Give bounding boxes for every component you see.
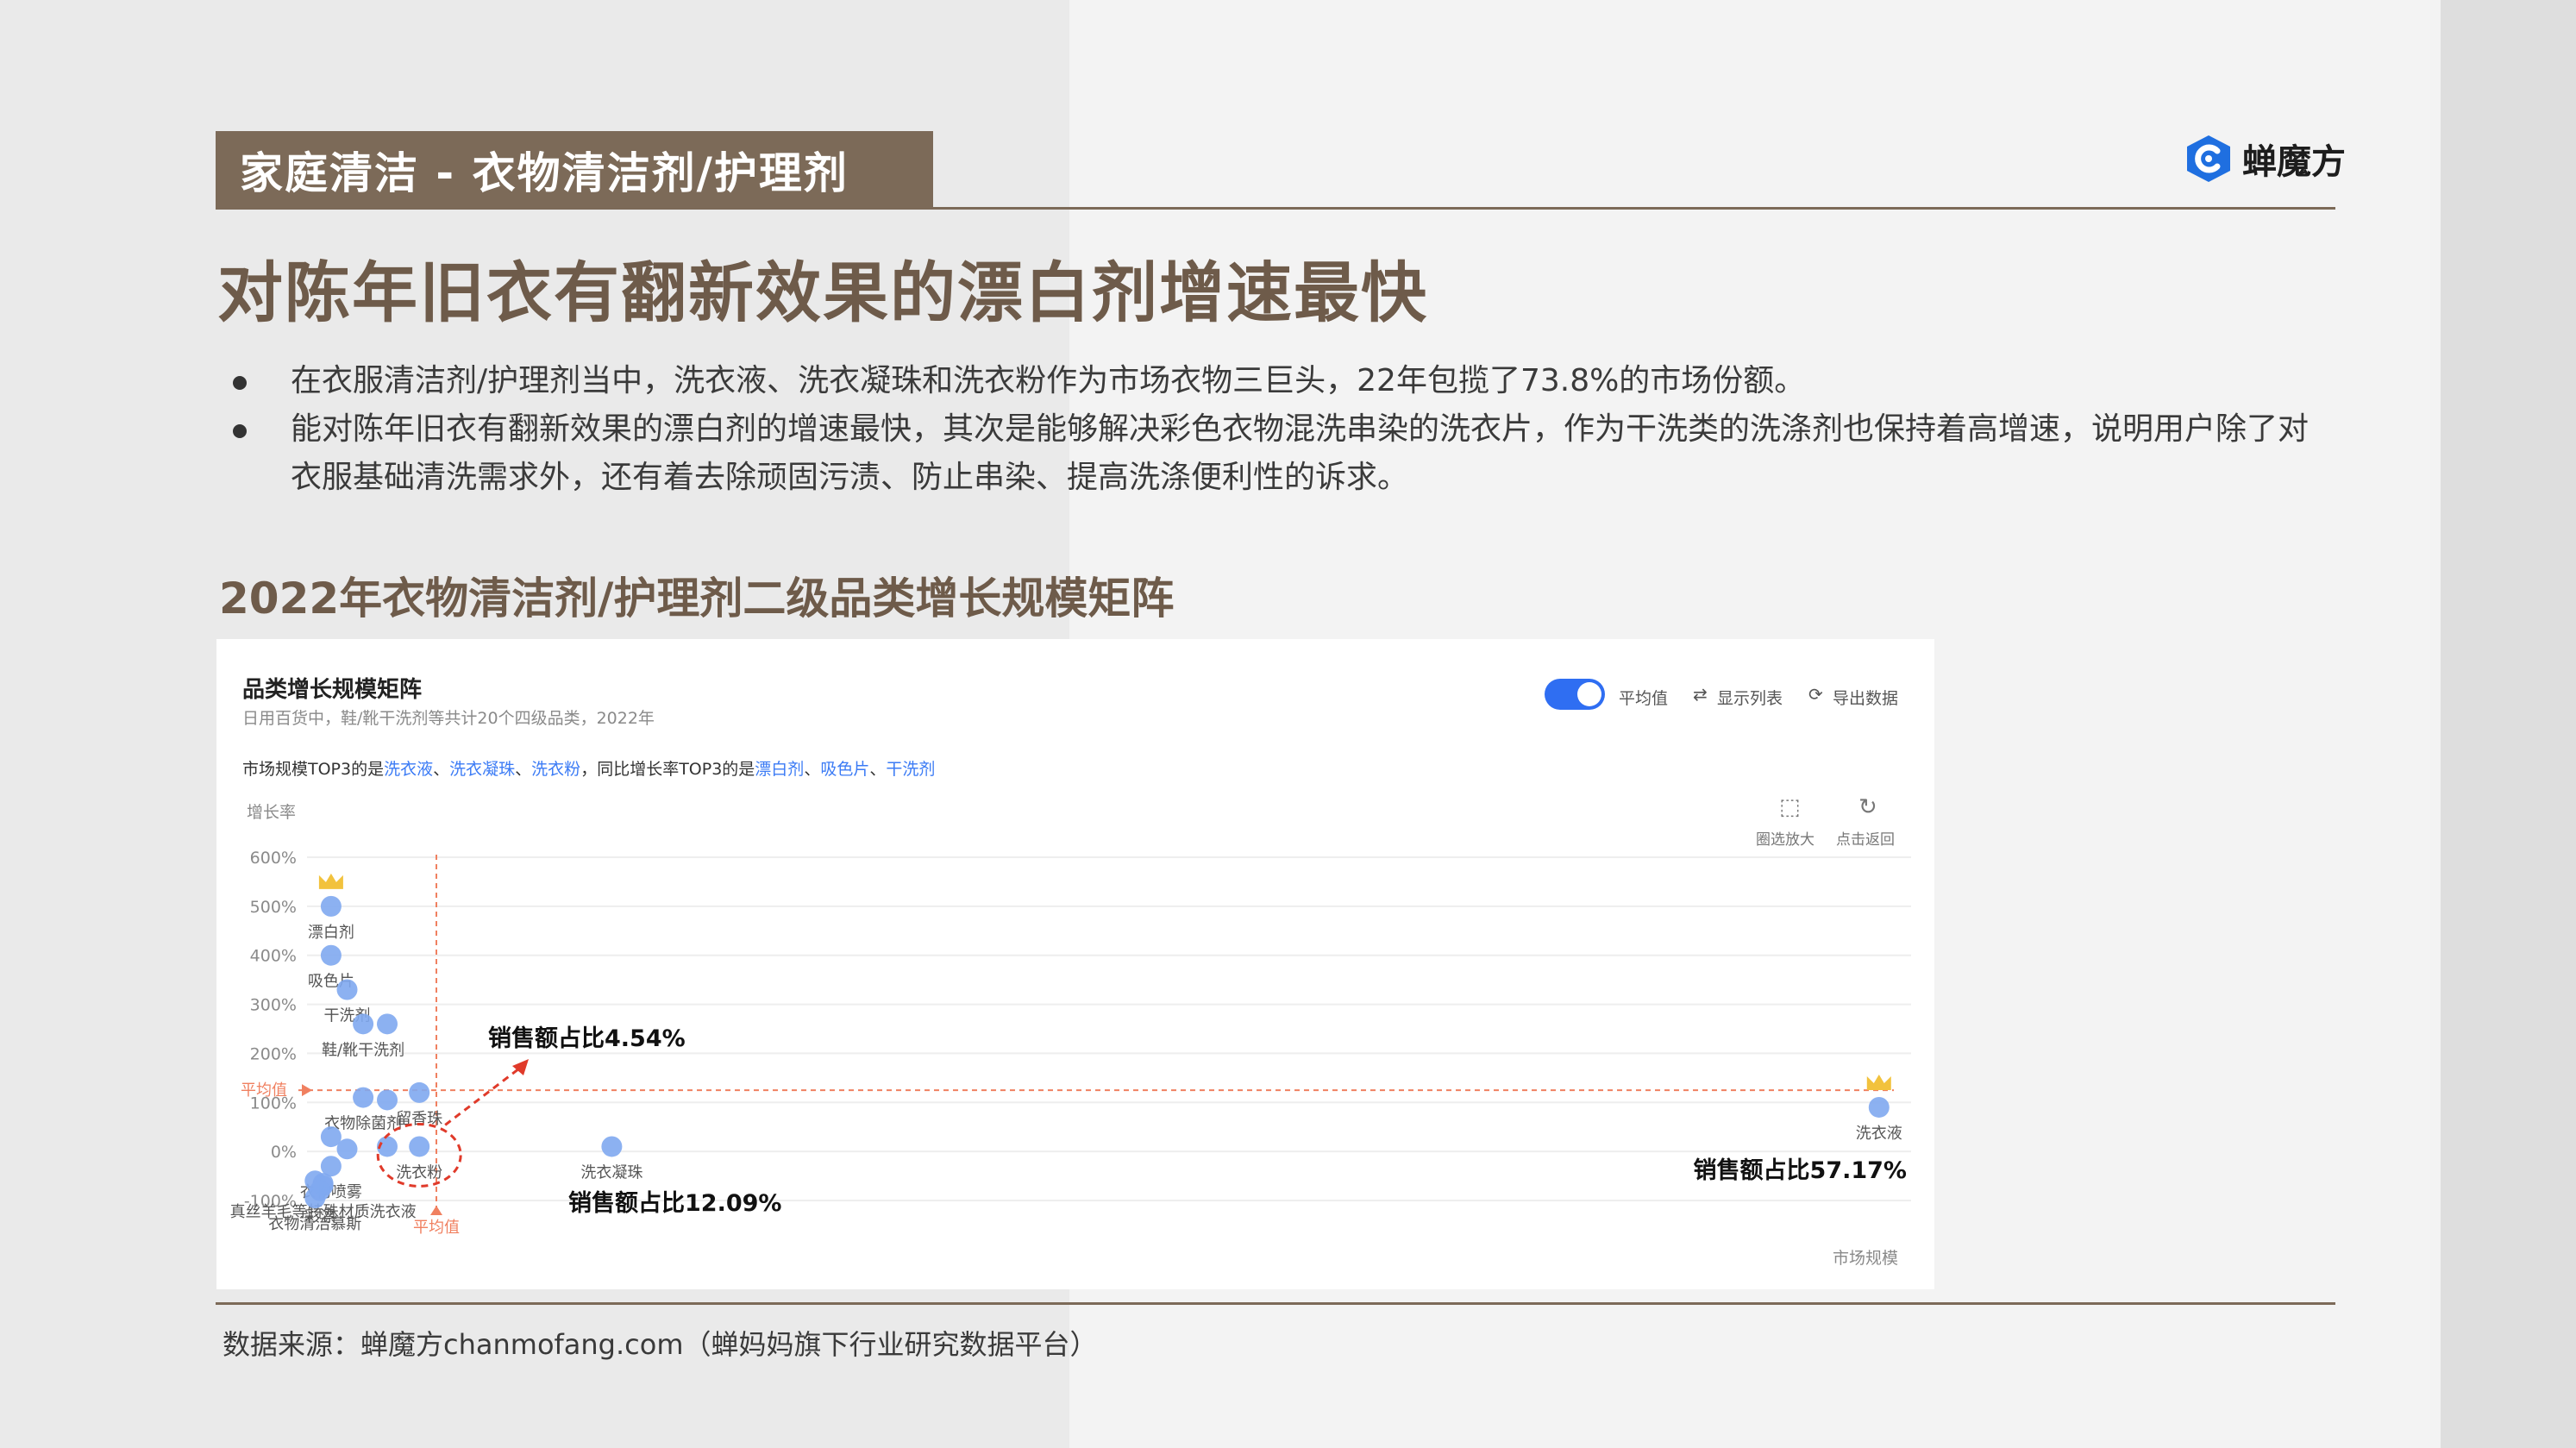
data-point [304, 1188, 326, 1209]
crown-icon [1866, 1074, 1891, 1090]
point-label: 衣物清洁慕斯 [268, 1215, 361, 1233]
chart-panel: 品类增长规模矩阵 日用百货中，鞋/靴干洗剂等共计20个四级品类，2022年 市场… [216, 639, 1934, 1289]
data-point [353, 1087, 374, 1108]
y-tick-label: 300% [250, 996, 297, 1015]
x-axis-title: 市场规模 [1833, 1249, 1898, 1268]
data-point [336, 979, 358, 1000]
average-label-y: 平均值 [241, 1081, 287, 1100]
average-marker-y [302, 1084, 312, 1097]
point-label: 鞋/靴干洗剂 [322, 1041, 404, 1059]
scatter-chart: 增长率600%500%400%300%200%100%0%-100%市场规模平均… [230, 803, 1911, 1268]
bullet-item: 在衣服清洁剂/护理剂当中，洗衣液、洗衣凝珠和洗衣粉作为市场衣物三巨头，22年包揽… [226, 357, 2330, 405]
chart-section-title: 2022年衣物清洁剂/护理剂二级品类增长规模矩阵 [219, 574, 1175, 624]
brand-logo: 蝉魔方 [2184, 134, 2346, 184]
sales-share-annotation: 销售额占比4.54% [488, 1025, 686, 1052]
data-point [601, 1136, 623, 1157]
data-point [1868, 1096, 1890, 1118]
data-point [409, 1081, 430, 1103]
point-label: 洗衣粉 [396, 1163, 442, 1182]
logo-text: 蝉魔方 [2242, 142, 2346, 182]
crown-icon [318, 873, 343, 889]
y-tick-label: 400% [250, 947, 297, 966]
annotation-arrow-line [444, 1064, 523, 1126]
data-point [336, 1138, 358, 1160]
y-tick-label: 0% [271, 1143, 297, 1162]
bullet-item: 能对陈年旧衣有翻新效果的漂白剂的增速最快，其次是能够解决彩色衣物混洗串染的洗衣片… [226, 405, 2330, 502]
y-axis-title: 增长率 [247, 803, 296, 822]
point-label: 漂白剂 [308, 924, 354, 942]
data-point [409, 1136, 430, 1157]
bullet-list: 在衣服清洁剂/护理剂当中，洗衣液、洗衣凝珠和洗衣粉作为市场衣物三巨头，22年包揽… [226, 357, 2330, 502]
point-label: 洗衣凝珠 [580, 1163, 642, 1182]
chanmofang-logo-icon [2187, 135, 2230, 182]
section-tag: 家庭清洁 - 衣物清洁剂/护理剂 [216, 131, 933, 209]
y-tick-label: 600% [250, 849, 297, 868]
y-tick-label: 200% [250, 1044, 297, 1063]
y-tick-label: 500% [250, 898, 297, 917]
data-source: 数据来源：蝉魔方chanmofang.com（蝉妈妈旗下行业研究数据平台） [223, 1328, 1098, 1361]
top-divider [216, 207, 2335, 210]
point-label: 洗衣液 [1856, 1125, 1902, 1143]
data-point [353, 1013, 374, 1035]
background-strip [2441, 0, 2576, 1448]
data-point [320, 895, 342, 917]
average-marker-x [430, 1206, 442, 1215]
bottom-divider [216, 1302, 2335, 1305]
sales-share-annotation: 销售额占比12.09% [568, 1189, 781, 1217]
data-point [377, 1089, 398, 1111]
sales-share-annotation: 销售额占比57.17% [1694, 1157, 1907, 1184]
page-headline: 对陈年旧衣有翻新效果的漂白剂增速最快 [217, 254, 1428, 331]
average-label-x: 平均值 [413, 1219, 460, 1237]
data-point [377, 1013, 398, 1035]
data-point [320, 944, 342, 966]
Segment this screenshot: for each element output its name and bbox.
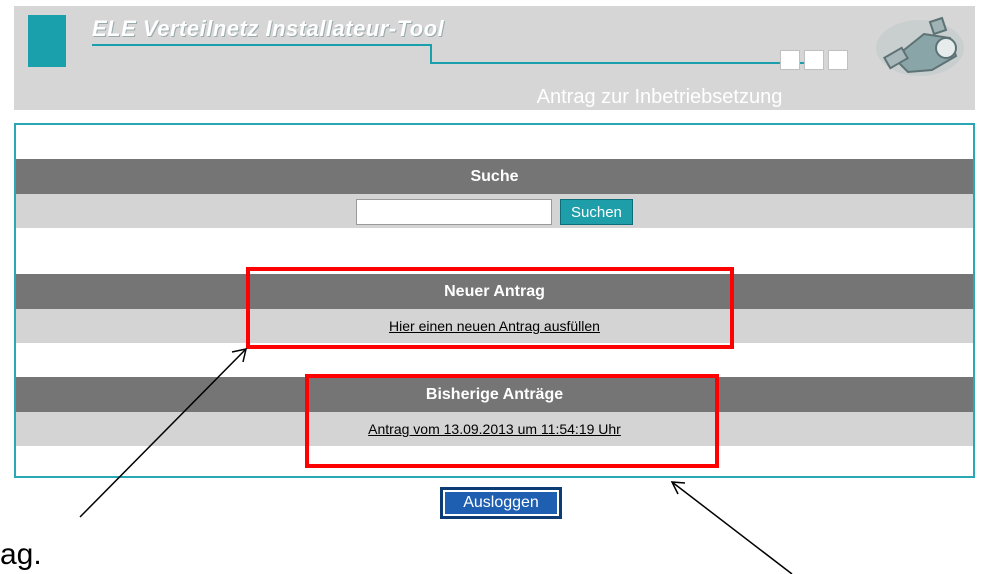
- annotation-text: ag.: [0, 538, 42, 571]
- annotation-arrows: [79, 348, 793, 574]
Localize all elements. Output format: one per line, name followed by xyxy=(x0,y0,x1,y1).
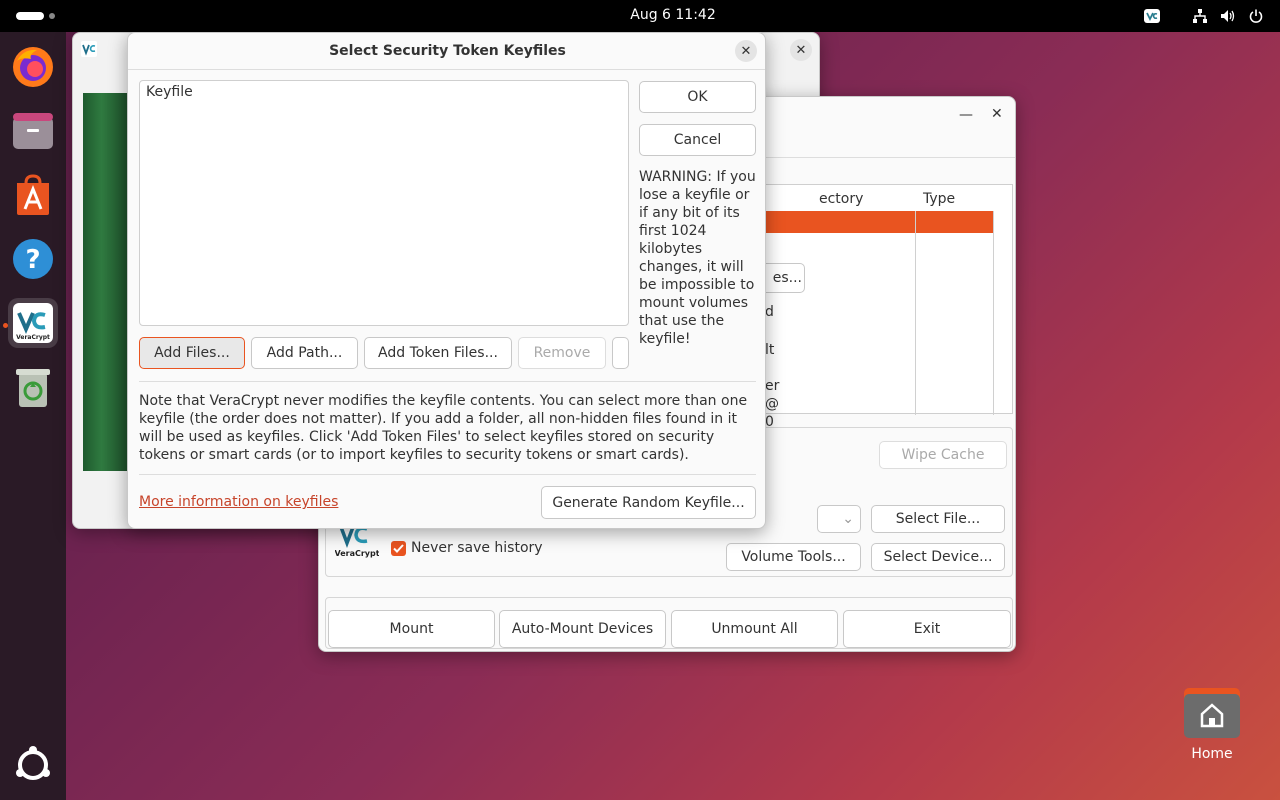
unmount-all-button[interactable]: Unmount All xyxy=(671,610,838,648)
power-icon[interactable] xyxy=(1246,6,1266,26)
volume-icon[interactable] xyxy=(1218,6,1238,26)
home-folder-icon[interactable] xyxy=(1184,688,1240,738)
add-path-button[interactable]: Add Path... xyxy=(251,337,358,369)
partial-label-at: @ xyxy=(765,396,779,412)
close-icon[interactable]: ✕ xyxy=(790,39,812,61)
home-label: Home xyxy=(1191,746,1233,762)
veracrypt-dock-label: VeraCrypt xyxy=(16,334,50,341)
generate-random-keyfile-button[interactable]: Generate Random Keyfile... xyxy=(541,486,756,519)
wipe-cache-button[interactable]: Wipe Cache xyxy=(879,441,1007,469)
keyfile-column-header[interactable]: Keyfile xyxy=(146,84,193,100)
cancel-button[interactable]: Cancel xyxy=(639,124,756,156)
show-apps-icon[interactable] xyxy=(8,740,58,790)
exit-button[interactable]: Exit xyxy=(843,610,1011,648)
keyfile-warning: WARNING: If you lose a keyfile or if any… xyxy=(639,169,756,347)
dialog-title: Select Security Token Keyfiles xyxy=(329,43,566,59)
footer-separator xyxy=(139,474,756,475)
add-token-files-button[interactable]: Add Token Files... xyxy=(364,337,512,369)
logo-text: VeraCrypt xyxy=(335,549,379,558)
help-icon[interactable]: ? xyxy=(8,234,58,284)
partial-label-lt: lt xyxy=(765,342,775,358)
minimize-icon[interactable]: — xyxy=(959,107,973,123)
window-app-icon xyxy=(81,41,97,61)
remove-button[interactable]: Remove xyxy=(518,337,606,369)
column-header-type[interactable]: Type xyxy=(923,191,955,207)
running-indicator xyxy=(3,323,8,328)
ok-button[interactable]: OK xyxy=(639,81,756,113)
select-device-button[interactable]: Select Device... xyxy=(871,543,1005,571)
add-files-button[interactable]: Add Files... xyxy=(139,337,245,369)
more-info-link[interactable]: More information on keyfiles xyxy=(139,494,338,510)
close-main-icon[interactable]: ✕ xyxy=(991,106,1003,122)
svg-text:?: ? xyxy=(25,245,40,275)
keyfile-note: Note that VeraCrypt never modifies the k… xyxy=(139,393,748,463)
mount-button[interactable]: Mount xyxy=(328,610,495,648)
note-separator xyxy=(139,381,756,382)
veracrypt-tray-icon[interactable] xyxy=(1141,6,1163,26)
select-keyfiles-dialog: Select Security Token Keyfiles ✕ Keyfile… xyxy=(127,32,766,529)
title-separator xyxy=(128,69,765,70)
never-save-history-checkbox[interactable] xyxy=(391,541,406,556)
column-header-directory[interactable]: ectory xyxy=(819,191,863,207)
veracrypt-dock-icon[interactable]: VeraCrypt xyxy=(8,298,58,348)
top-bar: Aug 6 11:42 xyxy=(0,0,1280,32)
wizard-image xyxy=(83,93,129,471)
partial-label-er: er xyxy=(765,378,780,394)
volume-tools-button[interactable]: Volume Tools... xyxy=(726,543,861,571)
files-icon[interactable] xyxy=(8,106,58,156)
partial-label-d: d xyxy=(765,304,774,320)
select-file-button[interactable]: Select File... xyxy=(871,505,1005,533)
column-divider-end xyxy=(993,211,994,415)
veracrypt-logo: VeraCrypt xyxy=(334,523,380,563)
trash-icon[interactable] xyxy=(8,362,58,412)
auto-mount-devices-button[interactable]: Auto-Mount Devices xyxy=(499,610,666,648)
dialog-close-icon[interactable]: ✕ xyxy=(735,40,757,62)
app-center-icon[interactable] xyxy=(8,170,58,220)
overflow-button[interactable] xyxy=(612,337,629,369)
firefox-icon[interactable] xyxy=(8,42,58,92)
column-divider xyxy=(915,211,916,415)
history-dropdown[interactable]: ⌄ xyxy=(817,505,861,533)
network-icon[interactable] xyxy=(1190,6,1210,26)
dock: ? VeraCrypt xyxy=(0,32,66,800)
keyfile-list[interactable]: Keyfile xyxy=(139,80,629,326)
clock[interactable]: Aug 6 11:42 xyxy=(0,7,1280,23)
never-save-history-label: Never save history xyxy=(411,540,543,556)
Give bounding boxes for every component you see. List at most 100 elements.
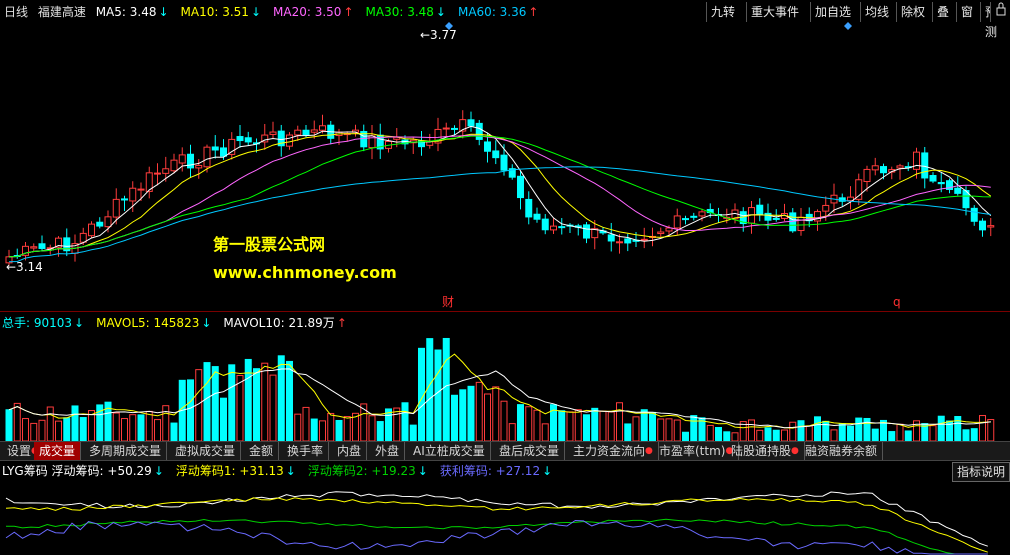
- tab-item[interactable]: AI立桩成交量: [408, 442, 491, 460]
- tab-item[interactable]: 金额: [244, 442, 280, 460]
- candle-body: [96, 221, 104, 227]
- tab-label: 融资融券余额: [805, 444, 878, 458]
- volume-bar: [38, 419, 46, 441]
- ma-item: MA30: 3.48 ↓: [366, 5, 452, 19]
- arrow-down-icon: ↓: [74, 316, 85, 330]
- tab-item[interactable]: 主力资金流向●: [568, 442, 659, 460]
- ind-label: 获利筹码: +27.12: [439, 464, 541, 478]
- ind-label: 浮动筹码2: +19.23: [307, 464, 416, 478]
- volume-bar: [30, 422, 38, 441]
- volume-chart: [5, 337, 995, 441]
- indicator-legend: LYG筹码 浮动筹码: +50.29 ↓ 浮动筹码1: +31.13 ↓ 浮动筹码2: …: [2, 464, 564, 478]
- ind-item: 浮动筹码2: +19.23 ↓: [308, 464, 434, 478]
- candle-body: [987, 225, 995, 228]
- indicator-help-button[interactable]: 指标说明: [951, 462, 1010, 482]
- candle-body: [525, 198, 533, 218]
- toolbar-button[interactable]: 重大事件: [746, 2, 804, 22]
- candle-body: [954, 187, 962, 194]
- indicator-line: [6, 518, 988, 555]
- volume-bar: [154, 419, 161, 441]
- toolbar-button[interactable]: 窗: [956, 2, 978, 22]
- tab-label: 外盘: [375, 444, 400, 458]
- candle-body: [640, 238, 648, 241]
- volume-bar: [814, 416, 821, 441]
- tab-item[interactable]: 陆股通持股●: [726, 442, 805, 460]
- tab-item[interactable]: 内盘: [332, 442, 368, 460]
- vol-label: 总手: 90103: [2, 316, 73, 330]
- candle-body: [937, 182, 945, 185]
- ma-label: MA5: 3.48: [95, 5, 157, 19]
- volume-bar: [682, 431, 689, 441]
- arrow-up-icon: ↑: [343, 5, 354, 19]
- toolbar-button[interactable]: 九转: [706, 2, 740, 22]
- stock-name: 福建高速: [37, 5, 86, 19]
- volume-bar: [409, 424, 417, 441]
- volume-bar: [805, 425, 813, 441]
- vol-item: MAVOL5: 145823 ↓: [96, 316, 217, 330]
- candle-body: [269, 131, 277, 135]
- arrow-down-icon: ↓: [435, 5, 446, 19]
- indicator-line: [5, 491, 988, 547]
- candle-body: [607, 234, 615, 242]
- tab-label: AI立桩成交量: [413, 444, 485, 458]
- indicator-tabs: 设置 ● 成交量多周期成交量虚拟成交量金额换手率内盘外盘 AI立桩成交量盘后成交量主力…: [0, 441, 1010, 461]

_____

● What is required:
Copy the data from the line containing "- annotation-text: ag.: [0, 538, 42, 571]" through the line containing "Localize all elements." above, switching "annotation-arrows" to "annotation-lines" and leaving everything else unchanged.

● Task output:
- annotation-text: ag.: [0, 538, 42, 571]
- annotation-lines: [79, 348, 793, 574]
Localize all elements. Output format: one per line, name followed by xyxy=(x0,y0,x1,y1).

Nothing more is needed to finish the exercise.